▶ **DATA EXTRACT**:
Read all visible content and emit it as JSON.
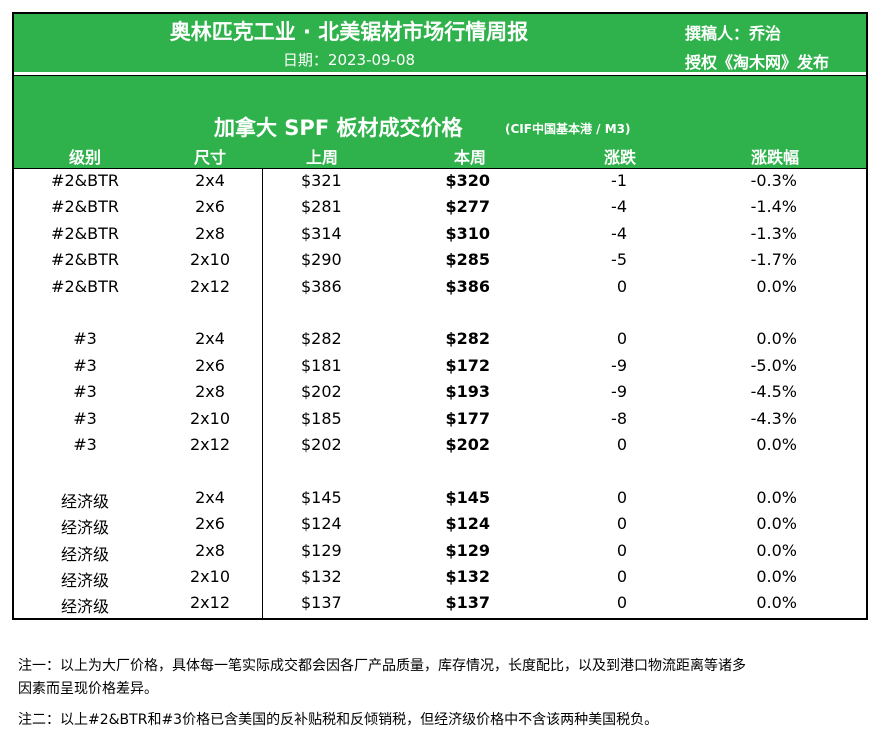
{
  "header": {
    "title": "奥林匹克工业 · 北美锯材市场行情周报",
    "date": "日期：2023-09-08",
    "author": "撰稿人：乔治",
    "license": "授权《淘木网》发布"
  },
  "table": {
    "title": "加拿大 SPF 板材成交价格",
    "subtitle": "(CIF中国基本港 / M3)",
    "columns": [
      "级别",
      "尺寸",
      "上周",
      "本周",
      "涨跌",
      "涨跌幅"
    ],
    "rows": [
      [
        "#2&BTR",
        "2x4",
        "$321",
        "$320",
        "-1",
        "-0.3%"
      ],
      [
        "#2&BTR",
        "2x6",
        "$281",
        "$277",
        "-4",
        "-1.4%"
      ],
      [
        "#2&BTR",
        "2x8",
        "$314",
        "$310",
        "-4",
        "-1.3%"
      ],
      [
        "#2&BTR",
        "2x10",
        "$290",
        "$285",
        "-5",
        "-1.7%"
      ],
      [
        "#2&BTR",
        "2x12",
        "$386",
        "$386",
        "0",
        "0.0%"
      ],
      [
        "#3",
        "2x4",
        "$282",
        "$282",
        "0",
        "0.0%"
      ],
      [
        "#3",
        "2x6",
        "$181",
        "$172",
        "-9",
        "-5.0%"
      ],
      [
        "#3",
        "2x8",
        "$202",
        "$193",
        "-9",
        "-4.5%"
      ],
      [
        "#3",
        "2x10",
        "$185",
        "$177",
        "-8",
        "-4.3%"
      ],
      [
        "#3",
        "2x12",
        "$202",
        "$202",
        "0",
        "0.0%"
      ],
      [
        "经济级",
        "2x4",
        "$145",
        "$145",
        "0",
        "0.0%"
      ],
      [
        "经济级",
        "2x6",
        "$124",
        "$124",
        "0",
        "0.0%"
      ],
      [
        "经济级",
        "2x8",
        "$129",
        "$129",
        "0",
        "0.0%"
      ],
      [
        "经济级",
        "2x10",
        "$132",
        "$132",
        "0",
        "0.0%"
      ],
      [
        "经济级",
        "2x12",
        "$137",
        "$137",
        "0",
        "0.0%"
      ]
    ]
  },
  "notes": [
    "注一：以上为大厂价格，具体每一笔实际成交都会因各厂产品质量，库存情况，长度配比，以及到港口物流距离等诸多",
    "因素而呈现价格差异。",
    "注二：以上#2&BTR和#3价格已含美国的反补贴税和反倾销税，但经济级价格中不含该两种美国税负。"
  ]
}
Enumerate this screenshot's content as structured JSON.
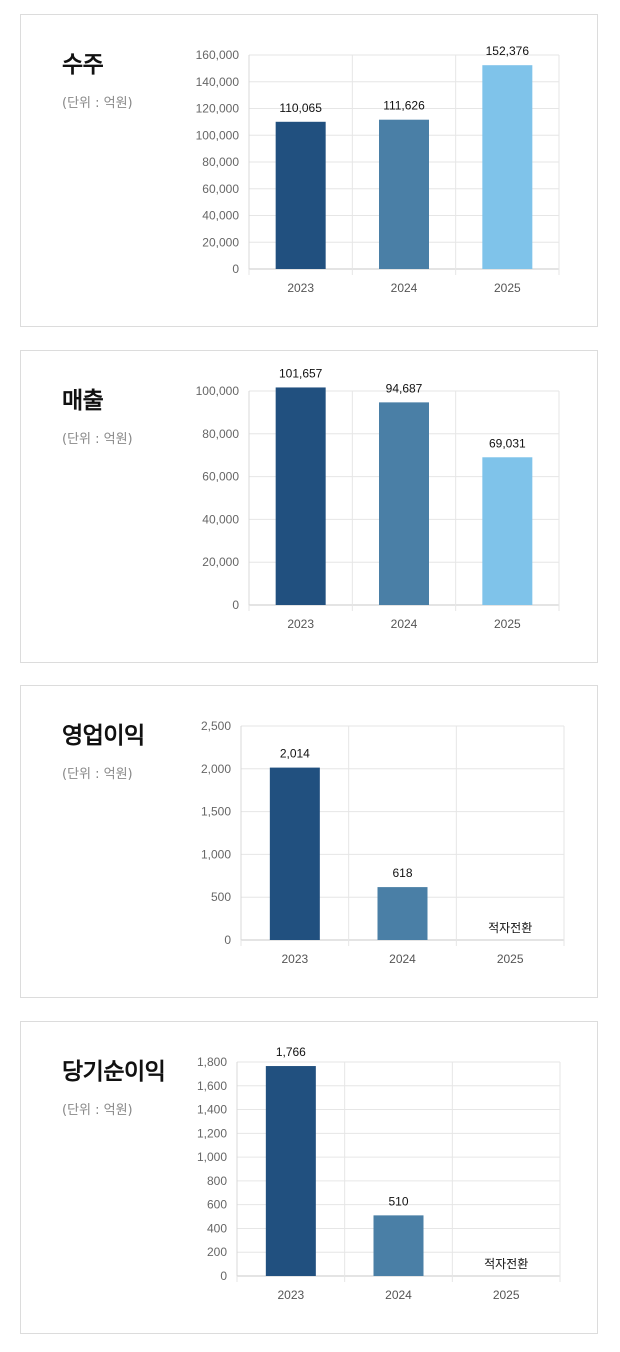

▶ **WHAT THIS TASK INVOLVES**: Pick out each line above that includes "content" and show it.

▶ **WORKED SOLUTION**:
Read all visible content and emit it as JSON.
Enumerate this screenshot's content as structured JSON.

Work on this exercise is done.